# Set problem:
Will you output all of the data below exactly, omitting the images?

# Records for the task:
====================

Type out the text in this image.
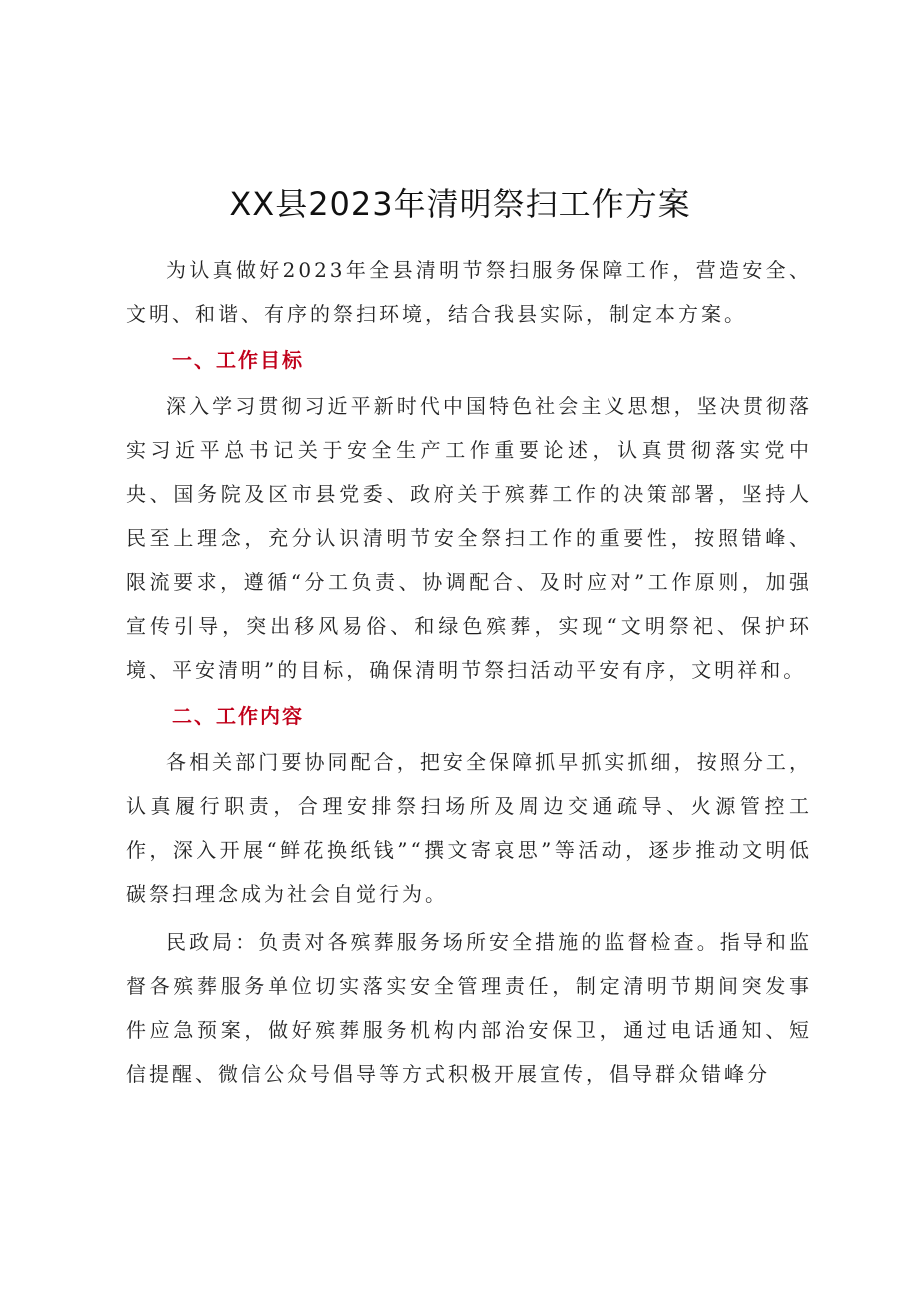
XX县2023年清明祭扫工作方案

为认真做好2023年全县清明节祭扫服务保障工作，营造安全、文明、和谐、有序的祭扫环境，结合我县实际，制定本方案。

一、工作目标

深入学习贯彻习近平新时代中国特色社会主义思想，坚决贯彻落实习近平总书记关于安全生产工作重要论述，认真贯彻落实党中央、国务院及区市县党委、政府关于殡葬工作的决策部署，坚持人民至上理念，充分认识清明节安全祭扫工作的重要性，按照错峰、限流要求，遵循“分工负责、协调配合、及时应对”工作原则，加强宣传引导，突出移风易俗、和绿色殡葬，实现“文明祭祀、保护环境、平安清明”的目标，确保清明节祭扫活动平安有序，文明祥和。

二、工作内容

各相关部门要协同配合，把安全保障抓早抓实抓细，按照分工，认真履行职责，合理安排祭扫场所及周边交通疏导、火源管控工作，深入开展“鲜花换纸钱”“撰文寄哀思”等活动，逐步推动文明低碳祭扫理念成为社会自觉行为。

民政局：负责对各殡葬服务场所安全措施的监督检查。指导和监督各殡葬服务单位切实落实安全管理责任，制定清明节期间突发事件应急预案，做好殡葬服务机构内部治安保卫，通过电话通知、短信提醒、微信公众号倡导等方式积极开展宣传，倡导群众错峰分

====================

# Reply:
Type out the text in this image.
XX县2023年清明祭扫工作方案

为认真做好2023年全县清明节祭扫服务保障工作，营造安全、文明、和谐、有序的祭扫环境，结合我县实际，制定本方案。

一、工作目标

深入学习贯彻习近平新时代中国特色社会主义思想，坚决贯彻落实习近平总书记关于安全生产工作重要论述，认真贯彻落实党中央、国务院及区市县党委、政府关于殡葬工作的决策部署，坚持人民至上理念，充分认识清明节安全祭扫工作的重要性，按照错峰、限流要求，遵循“分工负责、协调配合、及时应对”工作原则，加强宣传引导，突出移风易俗、和绿色殡葬，实现“文明祭祀、保护环境、平安清明”的目标，确保清明节祭扫活动平安有序，文明祥和。

二、工作内容

各相关部门要协同配合，把安全保障抓早抓实抓细，按照分工，认真履行职责，合理安排祭扫场所及周边交通疏导、火源管控工作，深入开展“鲜花换纸钱”“撰文寄哀思”等活动，逐步推动文明低碳祭扫理念成为社会自觉行为。

民政局：负责对各殡葬服务场所安全措施的监督检查。指导和监督各殡葬服务单位切实落实安全管理责任，制定清明节期间突发事件应急预案，做好殡葬服务机构内部治安保卫，通过电话通知、短信提醒、微信公众号倡导等方式积极开展宣传，倡导群众错峰分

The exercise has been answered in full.